Stated goal: Check each line for the string "NATO" and give only the count of lines that have it.

Data:
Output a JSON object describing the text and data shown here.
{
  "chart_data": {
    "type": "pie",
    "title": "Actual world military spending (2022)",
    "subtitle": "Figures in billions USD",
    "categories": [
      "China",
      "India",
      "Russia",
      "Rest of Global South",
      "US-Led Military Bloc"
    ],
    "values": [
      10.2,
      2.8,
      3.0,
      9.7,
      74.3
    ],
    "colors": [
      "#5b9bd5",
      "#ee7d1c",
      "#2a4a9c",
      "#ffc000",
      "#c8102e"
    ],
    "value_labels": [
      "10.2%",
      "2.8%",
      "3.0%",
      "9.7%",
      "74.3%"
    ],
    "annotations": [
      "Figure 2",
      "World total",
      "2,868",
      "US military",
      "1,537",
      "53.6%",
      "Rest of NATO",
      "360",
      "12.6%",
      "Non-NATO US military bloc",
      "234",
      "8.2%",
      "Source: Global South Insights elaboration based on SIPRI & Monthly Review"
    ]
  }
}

Answer to the exercise: 2